> _DO THIS_
Please give the listing again, word for word, with nothing left out.

━━━ AVAILABLE DATA ━━━

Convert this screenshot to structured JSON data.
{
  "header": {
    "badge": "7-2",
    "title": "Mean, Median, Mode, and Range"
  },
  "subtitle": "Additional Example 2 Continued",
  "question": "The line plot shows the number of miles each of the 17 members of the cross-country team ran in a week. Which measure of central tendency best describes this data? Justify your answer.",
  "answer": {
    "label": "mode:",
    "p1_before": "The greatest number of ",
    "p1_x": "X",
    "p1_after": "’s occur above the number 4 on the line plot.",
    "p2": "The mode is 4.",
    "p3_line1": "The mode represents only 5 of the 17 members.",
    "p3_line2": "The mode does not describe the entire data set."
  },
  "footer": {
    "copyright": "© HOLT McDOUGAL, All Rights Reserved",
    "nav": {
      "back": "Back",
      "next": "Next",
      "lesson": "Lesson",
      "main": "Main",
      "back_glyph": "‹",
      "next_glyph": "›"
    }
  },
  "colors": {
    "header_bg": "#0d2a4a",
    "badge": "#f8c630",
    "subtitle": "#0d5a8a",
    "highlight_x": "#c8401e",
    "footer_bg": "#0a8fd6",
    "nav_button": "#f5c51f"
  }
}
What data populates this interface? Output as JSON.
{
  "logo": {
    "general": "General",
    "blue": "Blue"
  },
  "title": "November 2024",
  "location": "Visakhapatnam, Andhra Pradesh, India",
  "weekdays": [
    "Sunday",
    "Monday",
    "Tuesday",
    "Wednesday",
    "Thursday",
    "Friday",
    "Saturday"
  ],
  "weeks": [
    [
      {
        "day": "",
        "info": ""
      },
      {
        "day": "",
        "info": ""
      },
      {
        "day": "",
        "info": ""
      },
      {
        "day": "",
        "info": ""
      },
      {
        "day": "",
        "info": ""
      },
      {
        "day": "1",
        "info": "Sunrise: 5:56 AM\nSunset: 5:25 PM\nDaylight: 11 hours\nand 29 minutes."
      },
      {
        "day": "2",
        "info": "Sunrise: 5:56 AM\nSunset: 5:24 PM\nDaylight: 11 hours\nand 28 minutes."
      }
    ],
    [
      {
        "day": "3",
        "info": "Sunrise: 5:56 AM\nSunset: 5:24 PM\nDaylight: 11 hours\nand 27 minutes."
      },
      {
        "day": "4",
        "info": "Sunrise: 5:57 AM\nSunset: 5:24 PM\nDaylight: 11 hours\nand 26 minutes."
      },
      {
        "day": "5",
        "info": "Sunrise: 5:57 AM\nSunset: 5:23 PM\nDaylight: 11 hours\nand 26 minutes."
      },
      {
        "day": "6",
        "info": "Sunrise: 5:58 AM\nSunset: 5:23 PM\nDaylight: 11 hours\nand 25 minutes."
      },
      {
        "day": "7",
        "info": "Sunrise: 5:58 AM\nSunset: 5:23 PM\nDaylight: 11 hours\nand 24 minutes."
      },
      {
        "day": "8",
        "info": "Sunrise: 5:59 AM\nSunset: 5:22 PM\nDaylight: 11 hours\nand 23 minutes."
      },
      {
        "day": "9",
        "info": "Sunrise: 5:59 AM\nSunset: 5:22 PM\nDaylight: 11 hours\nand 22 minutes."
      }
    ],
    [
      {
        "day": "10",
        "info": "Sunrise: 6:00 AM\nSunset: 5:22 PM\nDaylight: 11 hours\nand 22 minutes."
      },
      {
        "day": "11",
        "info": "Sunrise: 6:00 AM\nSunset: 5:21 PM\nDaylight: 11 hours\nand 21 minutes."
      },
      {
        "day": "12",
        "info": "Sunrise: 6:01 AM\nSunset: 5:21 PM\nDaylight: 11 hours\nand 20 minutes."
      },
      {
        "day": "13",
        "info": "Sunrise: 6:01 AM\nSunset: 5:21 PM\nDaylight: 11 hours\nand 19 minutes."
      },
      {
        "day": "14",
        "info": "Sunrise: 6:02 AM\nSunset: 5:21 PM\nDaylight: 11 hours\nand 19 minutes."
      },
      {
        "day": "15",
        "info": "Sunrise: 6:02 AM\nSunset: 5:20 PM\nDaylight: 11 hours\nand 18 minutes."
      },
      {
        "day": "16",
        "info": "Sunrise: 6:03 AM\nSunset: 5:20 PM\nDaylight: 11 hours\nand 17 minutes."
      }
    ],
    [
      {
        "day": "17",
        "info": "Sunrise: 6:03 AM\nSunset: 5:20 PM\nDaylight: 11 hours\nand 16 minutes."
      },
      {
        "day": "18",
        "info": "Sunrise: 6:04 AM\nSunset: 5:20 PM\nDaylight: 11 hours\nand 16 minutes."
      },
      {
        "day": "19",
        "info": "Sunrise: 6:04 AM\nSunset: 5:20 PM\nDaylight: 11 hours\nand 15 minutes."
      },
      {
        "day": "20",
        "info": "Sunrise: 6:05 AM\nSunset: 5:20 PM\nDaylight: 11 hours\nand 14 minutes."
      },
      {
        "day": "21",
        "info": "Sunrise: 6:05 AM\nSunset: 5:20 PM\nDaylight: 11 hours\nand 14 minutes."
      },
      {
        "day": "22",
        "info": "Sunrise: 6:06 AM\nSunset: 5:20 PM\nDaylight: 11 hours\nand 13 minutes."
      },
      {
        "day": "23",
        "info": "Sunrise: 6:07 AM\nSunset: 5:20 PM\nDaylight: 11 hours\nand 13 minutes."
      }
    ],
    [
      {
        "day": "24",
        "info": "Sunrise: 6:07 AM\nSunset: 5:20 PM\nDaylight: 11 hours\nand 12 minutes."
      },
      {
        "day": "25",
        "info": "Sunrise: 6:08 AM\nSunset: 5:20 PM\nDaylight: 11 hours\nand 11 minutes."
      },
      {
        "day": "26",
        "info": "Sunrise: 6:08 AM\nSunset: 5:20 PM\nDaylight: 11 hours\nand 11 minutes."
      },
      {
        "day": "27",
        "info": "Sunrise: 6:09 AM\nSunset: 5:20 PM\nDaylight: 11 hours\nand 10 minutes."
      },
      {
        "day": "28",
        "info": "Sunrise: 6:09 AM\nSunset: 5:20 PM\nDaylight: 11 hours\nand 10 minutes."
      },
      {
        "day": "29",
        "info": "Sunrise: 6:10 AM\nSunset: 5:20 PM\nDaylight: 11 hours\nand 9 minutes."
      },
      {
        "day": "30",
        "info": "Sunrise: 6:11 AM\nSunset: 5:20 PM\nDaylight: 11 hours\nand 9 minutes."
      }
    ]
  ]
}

━━━

> _THE OUTPUT_
Convert this screenshot to structured JSON data.
{
  "header": {
    "badge": "7-2",
    "title": "Mean, Median, Mode, and Range"
  },
  "subtitle": "Additional Example 2 Continued",
  "question": "The line plot shows the number of miles each of the 17 members of the cross-country team ran in a week. Which measure of central tendency best describes this data? Justify your answer.",
  "answer": {
    "label": "mode:",
    "p1_before": "The greatest number of ",
    "p1_x": "X",
    "p1_after": "’s occur above the number 4 on the line plot.",
    "p2": "The mode is 4.",
    "p3_line1": "The mode represents only 5 of the 17 members.",
    "p3_line2": "The mode does not describe the entire data set."
  },
  "footer": {
    "copyright": "© HOLT McDOUGAL, All Rights Reserved",
    "nav": {
      "back": "Back",
      "next": "Next",
      "lesson": "Lesson",
      "main": "Main",
      "back_glyph": "‹",
      "next_glyph": "›"
    }
  },
  "colors": {
    "header_bg": "#0d2a4a",
    "badge": "#f8c630",
    "subtitle": "#0d5a8a",
    "highlight_x": "#c8401e",
    "footer_bg": "#0a8fd6",
    "nav_button": "#f5c51f"
  }
}
What data populates this interface? Output as JSON.
{
  "logo": {
    "general": "General",
    "blue": "Blue"
  },
  "title": "November 2024",
  "location": "Visakhapatnam, Andhra Pradesh, India",
  "weekdays": [
    "Sunday",
    "Monday",
    "Tuesday",
    "Wednesday",
    "Thursday",
    "Friday",
    "Saturday"
  ],
  "weeks": [
    [
      {
        "day": "",
        "info": ""
      },
      {
        "day": "",
        "info": ""
      },
      {
        "day": "",
        "info": ""
      },
      {
        "day": "",
        "info": ""
      },
      {
        "day": "",
        "info": ""
      },
      {
        "day": "1",
        "info": "Sunrise: 5:56 AM\nSunset: 5:25 PM\nDaylight: 11 hours\nand 29 minutes."
      },
      {
        "day": "2",
        "info": "Sunrise: 5:56 AM\nSunset: 5:24 PM\nDaylight: 11 hours\nand 28 minutes."
      }
    ],
    [
      {
        "day": "3",
        "info": "Sunrise: 5:56 AM\nSunset: 5:24 PM\nDaylight: 11 hours\nand 27 minutes."
      },
      {
        "day": "4",
        "info": "Sunrise: 5:57 AM\nSunset: 5:24 PM\nDaylight: 11 hours\nand 26 minutes."
      },
      {
        "day": "5",
        "info": "Sunrise: 5:57 AM\nSunset: 5:23 PM\nDaylight: 11 hours\nand 26 minutes."
      },
      {
        "day": "6",
        "info": "Sunrise: 5:58 AM\nSunset: 5:23 PM\nDaylight: 11 hours\nand 25 minutes."
      },
      {
        "day": "7",
        "info": "Sunrise: 5:58 AM\nSunset: 5:23 PM\nDaylight: 11 hours\nand 24 minutes."
      },
      {
        "day": "8",
        "info": "Sunrise: 5:59 AM\nSunset: 5:22 PM\nDaylight: 11 hours\nand 23 minutes."
      },
      {
        "day": "9",
        "info": "Sunrise: 5:59 AM\nSunset: 5:22 PM\nDaylight: 11 hours\nand 22 minutes."
      }
    ],
    [
      {
        "day": "10",
        "info": "Sunrise: 6:00 AM\nSunset: 5:22 PM\nDaylight: 11 hours\nand 22 minutes."
      },
      {
        "day": "11",
        "info": "Sunrise: 6:00 AM\nSunset: 5:21 PM\nDaylight: 11 hours\nand 21 minutes."
      },
      {
        "day": "12",
        "info": "Sunrise: 6:01 AM\nSunset: 5:21 PM\nDaylight: 11 hours\nand 20 minutes."
      },
      {
        "day": "13",
        "info": "Sunrise: 6:01 AM\nSunset: 5:21 PM\nDaylight: 11 hours\nand 19 minutes."
      },
      {
        "day": "14",
        "info": "Sunrise: 6:02 AM\nSunset: 5:21 PM\nDaylight: 11 hours\nand 19 minutes."
      },
      {
        "day": "15",
        "info": "Sunrise: 6:02 AM\nSunset: 5:20 PM\nDaylight: 11 hours\nand 18 minutes."
      },
      {
        "day": "16",
        "info": "Sunrise: 6:03 AM\nSunset: 5:20 PM\nDaylight: 11 hours\nand 17 minutes."
      }
    ],
    [
      {
        "day": "17",
        "info": "Sunrise: 6:03 AM\nSunset: 5:20 PM\nDaylight: 11 hours\nand 16 minutes."
      },
      {
        "day": "18",
        "info": "Sunrise: 6:04 AM\nSunset: 5:20 PM\nDaylight: 11 hours\nand 16 minutes."
      },
      {
        "day": "19",
        "info": "Sunrise: 6:04 AM\nSunset: 5:20 PM\nDaylight: 11 hours\nand 15 minutes."
      },
      {
        "day": "20",
        "info": "Sunrise: 6:05 AM\nSunset: 5:20 PM\nDaylight: 11 hours\nand 14 minutes."
      },
      {
        "day": "21",
        "info": "Sunrise: 6:05 AM\nSunset: 5:20 PM\nDaylight: 11 hours\nand 14 minutes."
      },
      {
        "day": "22",
        "info": "Sunrise: 6:06 AM\nSunset: 5:20 PM\nDaylight: 11 hours\nand 13 minutes."
      },
      {
        "day": "23",
        "info": "Sunrise: 6:07 AM\nSunset: 5:20 PM\nDaylight: 11 hours\nand 13 minutes."
      }
    ],
    [
      {
        "day": "24",
        "info": "Sunrise: 6:07 AM\nSunset: 5:20 PM\nDaylight: 11 hours\nand 12 minutes."
      },
      {
        "day": "25",
        "info": "Sunrise: 6:08 AM\nSunset: 5:20 PM\nDaylight: 11 hours\nand 11 minutes."
      },
      {
        "day": "26",
        "info": "Sunrise: 6:08 AM\nSunset: 5:20 PM\nDaylight: 11 hours\nand 11 minutes."
      },
      {
        "day": "27",
        "info": "Sunrise: 6:09 AM\nSunset: 5:20 PM\nDaylight: 11 hours\nand 10 minutes."
      },
      {
        "day": "28",
        "info": "Sunrise: 6:09 AM\nSunset: 5:20 PM\nDaylight: 11 hours\nand 10 minutes."
      },
      {
        "day": "29",
        "info": "Sunrise: 6:10 AM\nSunset: 5:20 PM\nDaylight: 11 hours\nand 9 minutes."
      },
      {
        "day": "30",
        "info": "Sunrise: 6:11 AM\nSunset: 5:20 PM\nDaylight: 11 hours\nand 9 minutes."
      }
    ]
  ]
}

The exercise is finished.